** Start Given data **

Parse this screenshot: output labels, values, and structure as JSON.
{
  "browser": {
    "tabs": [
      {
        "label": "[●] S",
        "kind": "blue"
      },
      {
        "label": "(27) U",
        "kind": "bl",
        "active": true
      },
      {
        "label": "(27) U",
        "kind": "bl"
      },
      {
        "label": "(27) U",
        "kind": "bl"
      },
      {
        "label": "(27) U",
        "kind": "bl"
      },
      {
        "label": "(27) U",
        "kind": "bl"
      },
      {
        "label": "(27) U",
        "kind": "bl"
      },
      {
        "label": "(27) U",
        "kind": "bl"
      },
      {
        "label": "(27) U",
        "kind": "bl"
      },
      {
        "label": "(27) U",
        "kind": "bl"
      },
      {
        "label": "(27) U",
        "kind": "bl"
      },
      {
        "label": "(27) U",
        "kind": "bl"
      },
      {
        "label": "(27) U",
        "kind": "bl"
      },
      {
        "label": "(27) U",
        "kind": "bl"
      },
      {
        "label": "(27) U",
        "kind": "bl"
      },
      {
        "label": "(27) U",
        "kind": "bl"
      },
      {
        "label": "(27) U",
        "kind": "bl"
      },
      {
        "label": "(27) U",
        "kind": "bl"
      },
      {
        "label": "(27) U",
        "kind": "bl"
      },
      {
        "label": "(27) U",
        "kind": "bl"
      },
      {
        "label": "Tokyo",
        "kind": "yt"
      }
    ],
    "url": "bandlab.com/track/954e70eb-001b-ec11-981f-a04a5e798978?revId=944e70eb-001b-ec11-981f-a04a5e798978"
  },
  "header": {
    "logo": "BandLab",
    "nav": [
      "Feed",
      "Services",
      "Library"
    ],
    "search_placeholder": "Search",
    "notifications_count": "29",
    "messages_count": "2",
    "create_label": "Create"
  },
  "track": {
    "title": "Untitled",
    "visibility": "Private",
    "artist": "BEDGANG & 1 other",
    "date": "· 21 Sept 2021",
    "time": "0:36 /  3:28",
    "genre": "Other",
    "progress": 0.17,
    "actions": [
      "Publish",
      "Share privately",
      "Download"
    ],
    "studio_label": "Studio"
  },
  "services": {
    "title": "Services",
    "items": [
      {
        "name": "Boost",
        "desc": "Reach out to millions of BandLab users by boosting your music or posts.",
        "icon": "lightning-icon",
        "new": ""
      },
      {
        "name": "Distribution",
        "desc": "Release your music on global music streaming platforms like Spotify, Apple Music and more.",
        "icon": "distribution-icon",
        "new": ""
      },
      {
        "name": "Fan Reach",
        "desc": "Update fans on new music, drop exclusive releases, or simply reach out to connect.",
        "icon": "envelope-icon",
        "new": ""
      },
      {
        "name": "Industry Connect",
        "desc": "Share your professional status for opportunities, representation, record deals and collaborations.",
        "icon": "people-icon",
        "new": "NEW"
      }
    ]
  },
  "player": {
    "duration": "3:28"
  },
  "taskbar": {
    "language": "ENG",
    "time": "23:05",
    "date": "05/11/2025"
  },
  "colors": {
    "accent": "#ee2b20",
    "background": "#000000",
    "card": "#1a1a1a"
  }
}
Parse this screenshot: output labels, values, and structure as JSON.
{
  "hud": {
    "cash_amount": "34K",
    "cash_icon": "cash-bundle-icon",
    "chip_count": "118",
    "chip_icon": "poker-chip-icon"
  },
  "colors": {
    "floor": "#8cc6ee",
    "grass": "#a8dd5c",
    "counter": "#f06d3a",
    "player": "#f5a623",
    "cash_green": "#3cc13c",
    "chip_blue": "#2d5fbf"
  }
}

** End Given data **

## The problem
Faithfully transcribe the whole of the data.

## Result of the exercise
Parse this screenshot: output labels, values, and structure as JSON.
{
  "browser": {
    "tabs": [
      {
        "label": "[●] S",
        "kind": "blue"
      },
      {
        "label": "(27) U",
        "kind": "bl",
        "active": true
      },
      {
        "label": "(27) U",
        "kind": "bl"
      },
      {
        "label": "(27) U",
        "kind": "bl"
      },
      {
        "label": "(27) U",
        "kind": "bl"
      },
      {
        "label": "(27) U",
        "kind": "bl"
      },
      {
        "label": "(27) U",
        "kind": "bl"
      },
      {
        "label": "(27) U",
        "kind": "bl"
      },
      {
        "label": "(27) U",
        "kind": "bl"
      },
      {
        "label": "(27) U",
        "kind": "bl"
      },
      {
        "label": "(27) U",
        "kind": "bl"
      },
      {
        "label": "(27) U",
        "kind": "bl"
      },
      {
        "label": "(27) U",
        "kind": "bl"
      },
      {
        "label": "(27) U",
        "kind": "bl"
      },
      {
        "label": "(27) U",
        "kind": "bl"
      },
      {
        "label": "(27) U",
        "kind": "bl"
      },
      {
        "label": "(27) U",
        "kind": "bl"
      },
      {
        "label": "(27) U",
        "kind": "bl"
      },
      {
        "label": "(27) U",
        "kind": "bl"
      },
      {
        "label": "(27) U",
        "kind": "bl"
      },
      {
        "label": "Tokyo",
        "kind": "yt"
      }
    ],
    "url": "bandlab.com/track/954e70eb-001b-ec11-981f-a04a5e798978?revId=944e70eb-001b-ec11-981f-a04a5e798978"
  },
  "header": {
    "logo": "BandLab",
    "nav": [
      "Feed",
      "Services",
      "Library"
    ],
    "search_placeholder": "Search",
    "notifications_count": "29",
    "messages_count": "2",
    "create_label": "Create"
  },
  "track": {
    "title": "Untitled",
    "visibility": "Private",
    "artist": "BEDGANG & 1 other",
    "date": "· 21 Sept 2021",
    "time": "0:36 /  3:28",
    "genre": "Other",
    "progress": 0.17,
    "actions": [
      "Publish",
      "Share privately",
      "Download"
    ],
    "studio_label": "Studio"
  },
  "services": {
    "title": "Services",
    "items": [
      {
        "name": "Boost",
        "desc": "Reach out to millions of BandLab users by boosting your music or posts.",
        "icon": "lightning-icon",
        "new": ""
      },
      {
        "name": "Distribution",
        "desc": "Release your music on global music streaming platforms like Spotify, Apple Music and more.",
        "icon": "distribution-icon",
        "new": ""
      },
      {
        "name": "Fan Reach",
        "desc": "Update fans on new music, drop exclusive releases, or simply reach out to connect.",
        "icon": "envelope-icon",
        "new": ""
      },
      {
        "name": "Industry Connect",
        "desc": "Share your professional status for opportunities, representation, record deals and collaborations.",
        "icon": "people-icon",
        "new": "NEW"
      }
    ]
  },
  "player": {
    "duration": "3:28"
  },
  "taskbar": {
    "language": "ENG",
    "time": "23:05",
    "date": "05/11/2025"
  },
  "colors": {
    "accent": "#ee2b20",
    "background": "#000000",
    "card": "#1a1a1a"
  }
}
Parse this screenshot: output labels, values, and structure as JSON.
{
  "hud": {
    "cash_amount": "34K",
    "cash_icon": "cash-bundle-icon",
    "chip_count": "118",
    "chip_icon": "poker-chip-icon"
  },
  "colors": {
    "floor": "#8cc6ee",
    "grass": "#a8dd5c",
    "counter": "#f06d3a",
    "player": "#f5a623",
    "cash_green": "#3cc13c",
    "chip_blue": "#2d5fbf"
  }
}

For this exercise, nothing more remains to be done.